◆ SHORT PROBLEM
Print the entire listing. Each line must match the original exactly.

◆ INPUT DATA
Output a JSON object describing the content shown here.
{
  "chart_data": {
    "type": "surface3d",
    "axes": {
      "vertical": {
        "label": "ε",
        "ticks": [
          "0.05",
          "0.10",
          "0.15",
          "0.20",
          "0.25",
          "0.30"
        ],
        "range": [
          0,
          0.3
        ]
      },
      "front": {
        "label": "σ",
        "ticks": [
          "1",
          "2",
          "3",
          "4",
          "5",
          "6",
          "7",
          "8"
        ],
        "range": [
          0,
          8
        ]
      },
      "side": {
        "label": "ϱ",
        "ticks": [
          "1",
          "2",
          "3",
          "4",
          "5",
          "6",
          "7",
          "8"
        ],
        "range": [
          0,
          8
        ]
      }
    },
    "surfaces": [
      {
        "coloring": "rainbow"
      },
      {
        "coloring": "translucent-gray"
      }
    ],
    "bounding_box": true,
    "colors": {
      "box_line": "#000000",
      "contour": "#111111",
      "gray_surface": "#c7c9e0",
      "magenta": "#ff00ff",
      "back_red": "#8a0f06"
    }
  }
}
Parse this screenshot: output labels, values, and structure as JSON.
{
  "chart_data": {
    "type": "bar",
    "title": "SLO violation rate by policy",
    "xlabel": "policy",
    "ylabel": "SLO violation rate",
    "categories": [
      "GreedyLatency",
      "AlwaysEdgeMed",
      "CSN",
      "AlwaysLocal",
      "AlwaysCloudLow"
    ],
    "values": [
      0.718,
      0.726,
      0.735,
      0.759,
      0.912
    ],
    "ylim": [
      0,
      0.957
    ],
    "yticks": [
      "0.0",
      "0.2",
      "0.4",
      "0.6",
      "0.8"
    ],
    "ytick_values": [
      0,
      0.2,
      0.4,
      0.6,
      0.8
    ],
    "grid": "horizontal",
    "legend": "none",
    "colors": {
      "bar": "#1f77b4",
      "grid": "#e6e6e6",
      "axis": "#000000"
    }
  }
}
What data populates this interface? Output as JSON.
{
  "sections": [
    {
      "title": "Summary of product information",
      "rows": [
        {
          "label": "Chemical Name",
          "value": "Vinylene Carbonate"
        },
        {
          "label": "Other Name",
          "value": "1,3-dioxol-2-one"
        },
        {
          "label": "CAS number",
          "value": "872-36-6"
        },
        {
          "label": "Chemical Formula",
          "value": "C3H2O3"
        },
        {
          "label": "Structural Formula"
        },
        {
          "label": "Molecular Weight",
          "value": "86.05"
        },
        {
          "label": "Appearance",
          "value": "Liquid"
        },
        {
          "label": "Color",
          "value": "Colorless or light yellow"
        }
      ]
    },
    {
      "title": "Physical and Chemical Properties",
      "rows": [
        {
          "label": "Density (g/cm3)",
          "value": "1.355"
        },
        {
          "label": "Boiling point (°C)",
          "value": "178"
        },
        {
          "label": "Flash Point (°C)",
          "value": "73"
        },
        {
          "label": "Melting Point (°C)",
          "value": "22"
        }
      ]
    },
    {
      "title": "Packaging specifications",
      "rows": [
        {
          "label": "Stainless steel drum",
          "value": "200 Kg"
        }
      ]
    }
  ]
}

◆ ANSWER TO THE TASK
Output a JSON object describing the content shown here.
{
  "chart_data": {
    "type": "surface3d",
    "axes": {
      "vertical": {
        "label": "ε",
        "ticks": [
          "0.05",
          "0.10",
          "0.15",
          "0.20",
          "0.25",
          "0.30"
        ],
        "range": [
          0,
          0.3
        ]
      },
      "front": {
        "label": "σ",
        "ticks": [
          "1",
          "2",
          "3",
          "4",
          "5",
          "6",
          "7",
          "8"
        ],
        "range": [
          0,
          8
        ]
      },
      "side": {
        "label": "ϱ",
        "ticks": [
          "1",
          "2",
          "3",
          "4",
          "5",
          "6",
          "7",
          "8"
        ],
        "range": [
          0,
          8
        ]
      }
    },
    "surfaces": [
      {
        "coloring": "rainbow"
      },
      {
        "coloring": "translucent-gray"
      }
    ],
    "bounding_box": true,
    "colors": {
      "box_line": "#000000",
      "contour": "#111111",
      "gray_surface": "#c7c9e0",
      "magenta": "#ff00ff",
      "back_red": "#8a0f06"
    }
  }
}
Parse this screenshot: output labels, values, and structure as JSON.
{
  "chart_data": {
    "type": "bar",
    "title": "SLO violation rate by policy",
    "xlabel": "policy",
    "ylabel": "SLO violation rate",
    "categories": [
      "GreedyLatency",
      "AlwaysEdgeMed",
      "CSN",
      "AlwaysLocal",
      "AlwaysCloudLow"
    ],
    "values": [
      0.718,
      0.726,
      0.735,
      0.759,
      0.912
    ],
    "ylim": [
      0,
      0.957
    ],
    "yticks": [
      "0.0",
      "0.2",
      "0.4",
      "0.6",
      "0.8"
    ],
    "ytick_values": [
      0,
      0.2,
      0.4,
      0.6,
      0.8
    ],
    "grid": "horizontal",
    "legend": "none",
    "colors": {
      "bar": "#1f77b4",
      "grid": "#e6e6e6",
      "axis": "#000000"
    }
  }
}
What data populates this interface? Output as JSON.
{
  "sections": [
    {
      "title": "Summary of product information",
      "rows": [
        {
          "label": "Chemical Name",
          "value": "Vinylene Carbonate"
        },
        {
          "label": "Other Name",
          "value": "1,3-dioxol-2-one"
        },
        {
          "label": "CAS number",
          "value": "872-36-6"
        },
        {
          "label": "Chemical Formula",
          "value": "C3H2O3"
        },
        {
          "label": "Structural Formula"
        },
        {
          "label": "Molecular Weight",
          "value": "86.05"
        },
        {
          "label": "Appearance",
          "value": "Liquid"
        },
        {
          "label": "Color",
          "value": "Colorless or light yellow"
        }
      ]
    },
    {
      "title": "Physical and Chemical Properties",
      "rows": [
        {
          "label": "Density (g/cm3)",
          "value": "1.355"
        },
        {
          "label": "Boiling point (°C)",
          "value": "178"
        },
        {
          "label": "Flash Point (°C)",
          "value": "73"
        },
        {
          "label": "Melting Point (°C)",
          "value": "22"
        }
      ]
    },
    {
      "title": "Packaging specifications",
      "rows": [
        {
          "label": "Stainless steel drum",
          "value": "200 Kg"
        }
      ]
    }
  ]
}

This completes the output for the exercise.